_Problem statement_
Copy out each line containing "アーリア人の" from the entries below.

Dataset excerpt:
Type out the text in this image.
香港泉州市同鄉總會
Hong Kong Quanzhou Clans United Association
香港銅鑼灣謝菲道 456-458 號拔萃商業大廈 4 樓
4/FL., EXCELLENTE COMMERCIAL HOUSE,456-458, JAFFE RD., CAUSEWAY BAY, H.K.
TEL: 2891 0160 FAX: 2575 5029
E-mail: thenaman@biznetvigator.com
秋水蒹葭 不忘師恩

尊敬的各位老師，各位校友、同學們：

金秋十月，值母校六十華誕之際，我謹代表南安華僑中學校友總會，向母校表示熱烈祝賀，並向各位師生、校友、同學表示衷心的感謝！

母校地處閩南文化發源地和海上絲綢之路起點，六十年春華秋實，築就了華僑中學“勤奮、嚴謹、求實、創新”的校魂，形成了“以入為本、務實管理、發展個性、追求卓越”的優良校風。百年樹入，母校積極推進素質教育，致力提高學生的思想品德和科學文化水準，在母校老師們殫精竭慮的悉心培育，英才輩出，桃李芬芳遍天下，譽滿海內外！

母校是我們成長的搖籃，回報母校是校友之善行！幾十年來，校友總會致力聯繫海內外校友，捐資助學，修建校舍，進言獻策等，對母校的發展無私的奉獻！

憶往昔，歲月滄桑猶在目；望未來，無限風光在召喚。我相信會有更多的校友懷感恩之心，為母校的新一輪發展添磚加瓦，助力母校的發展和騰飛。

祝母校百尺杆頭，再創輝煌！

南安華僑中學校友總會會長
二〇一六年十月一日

...

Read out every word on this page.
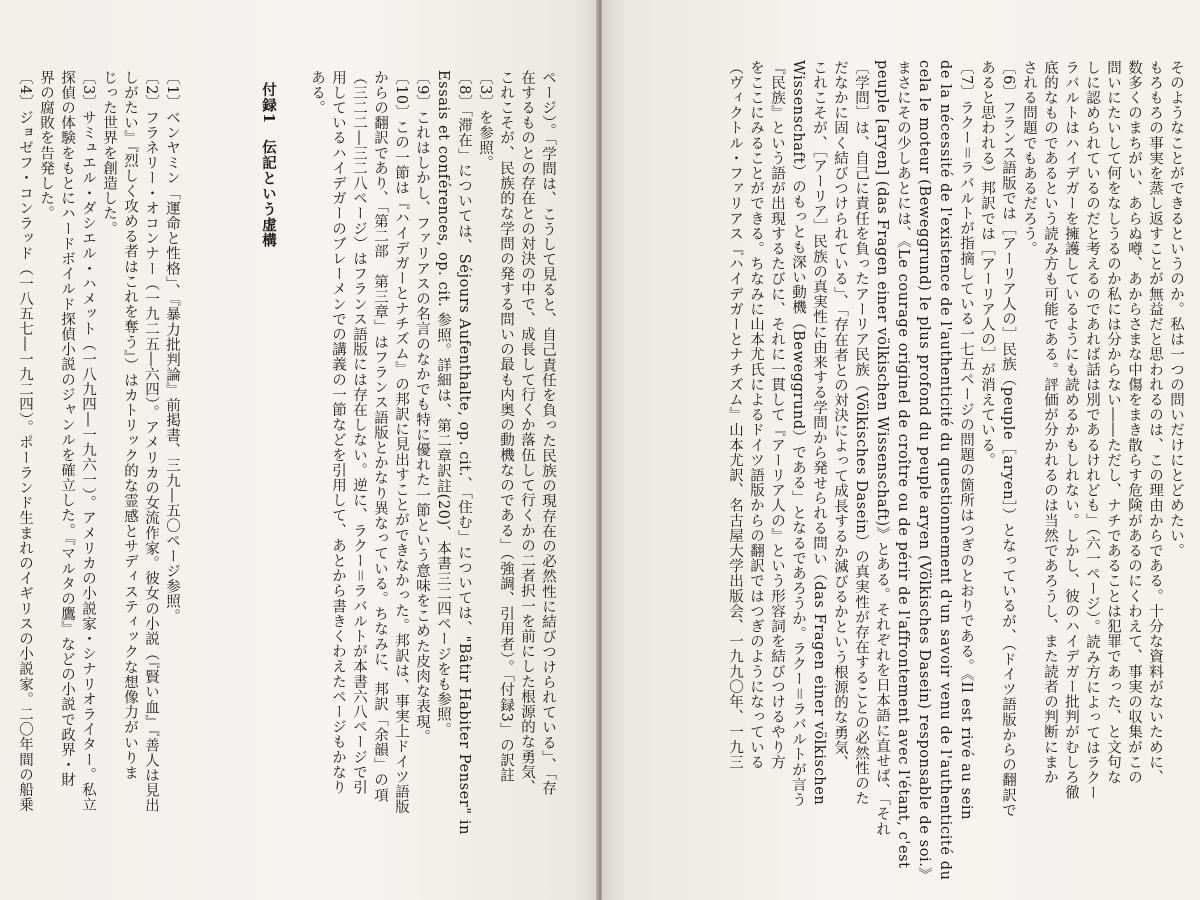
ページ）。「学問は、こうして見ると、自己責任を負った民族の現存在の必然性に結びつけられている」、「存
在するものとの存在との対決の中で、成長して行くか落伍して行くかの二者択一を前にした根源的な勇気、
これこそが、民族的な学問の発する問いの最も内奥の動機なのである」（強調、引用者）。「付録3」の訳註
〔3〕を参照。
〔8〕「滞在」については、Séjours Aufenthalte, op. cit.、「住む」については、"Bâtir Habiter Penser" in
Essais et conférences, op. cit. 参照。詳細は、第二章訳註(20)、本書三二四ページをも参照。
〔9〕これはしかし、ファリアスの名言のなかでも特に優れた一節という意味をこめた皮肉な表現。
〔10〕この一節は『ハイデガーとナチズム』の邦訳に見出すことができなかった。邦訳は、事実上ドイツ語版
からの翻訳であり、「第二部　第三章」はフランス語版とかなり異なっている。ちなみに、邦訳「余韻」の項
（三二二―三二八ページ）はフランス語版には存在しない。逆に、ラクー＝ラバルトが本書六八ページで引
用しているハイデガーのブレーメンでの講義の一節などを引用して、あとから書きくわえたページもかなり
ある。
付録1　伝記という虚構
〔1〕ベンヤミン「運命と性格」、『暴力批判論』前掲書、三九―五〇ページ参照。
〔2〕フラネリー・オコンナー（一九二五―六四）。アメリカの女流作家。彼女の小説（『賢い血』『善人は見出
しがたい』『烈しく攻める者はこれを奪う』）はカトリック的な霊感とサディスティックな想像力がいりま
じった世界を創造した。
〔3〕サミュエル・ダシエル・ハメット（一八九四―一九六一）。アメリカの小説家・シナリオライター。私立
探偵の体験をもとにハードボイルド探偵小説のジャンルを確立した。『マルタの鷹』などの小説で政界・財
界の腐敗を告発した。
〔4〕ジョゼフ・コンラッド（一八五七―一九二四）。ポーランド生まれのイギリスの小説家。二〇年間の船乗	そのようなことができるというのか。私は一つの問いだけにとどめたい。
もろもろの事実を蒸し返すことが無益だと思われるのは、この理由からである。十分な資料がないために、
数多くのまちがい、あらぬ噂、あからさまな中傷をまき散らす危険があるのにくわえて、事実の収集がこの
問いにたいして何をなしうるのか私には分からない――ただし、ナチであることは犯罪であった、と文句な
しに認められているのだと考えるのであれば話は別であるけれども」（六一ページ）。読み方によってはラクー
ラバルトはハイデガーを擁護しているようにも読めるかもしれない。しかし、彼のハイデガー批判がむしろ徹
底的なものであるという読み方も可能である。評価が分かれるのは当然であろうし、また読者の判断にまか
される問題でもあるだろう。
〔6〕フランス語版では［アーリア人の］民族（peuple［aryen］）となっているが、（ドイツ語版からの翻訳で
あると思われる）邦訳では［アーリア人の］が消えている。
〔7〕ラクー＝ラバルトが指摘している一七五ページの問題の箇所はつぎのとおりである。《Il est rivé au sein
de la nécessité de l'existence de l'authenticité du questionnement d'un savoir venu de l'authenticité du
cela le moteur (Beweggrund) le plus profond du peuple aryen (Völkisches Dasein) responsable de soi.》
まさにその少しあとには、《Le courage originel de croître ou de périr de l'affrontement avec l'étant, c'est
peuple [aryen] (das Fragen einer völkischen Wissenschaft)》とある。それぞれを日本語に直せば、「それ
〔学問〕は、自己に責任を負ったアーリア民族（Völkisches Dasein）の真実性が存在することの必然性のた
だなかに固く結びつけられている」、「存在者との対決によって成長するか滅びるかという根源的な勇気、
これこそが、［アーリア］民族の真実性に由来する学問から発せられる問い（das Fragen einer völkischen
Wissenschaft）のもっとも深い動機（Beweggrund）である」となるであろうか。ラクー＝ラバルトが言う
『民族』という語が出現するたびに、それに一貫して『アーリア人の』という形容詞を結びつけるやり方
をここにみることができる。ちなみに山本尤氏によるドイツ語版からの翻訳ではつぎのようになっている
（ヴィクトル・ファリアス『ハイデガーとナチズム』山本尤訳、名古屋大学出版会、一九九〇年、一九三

_Exercise output_
〔6〕フランス語版では［アーリア人の］民族（peuple［aryen］）となっているが、（ドイツ語版からの翻訳で
あると思われる）邦訳では［アーリア人の］が消えている。
『民族』という語が出現するたびに、それに一貫して『アーリア人の』という形容詞を結びつけるやり方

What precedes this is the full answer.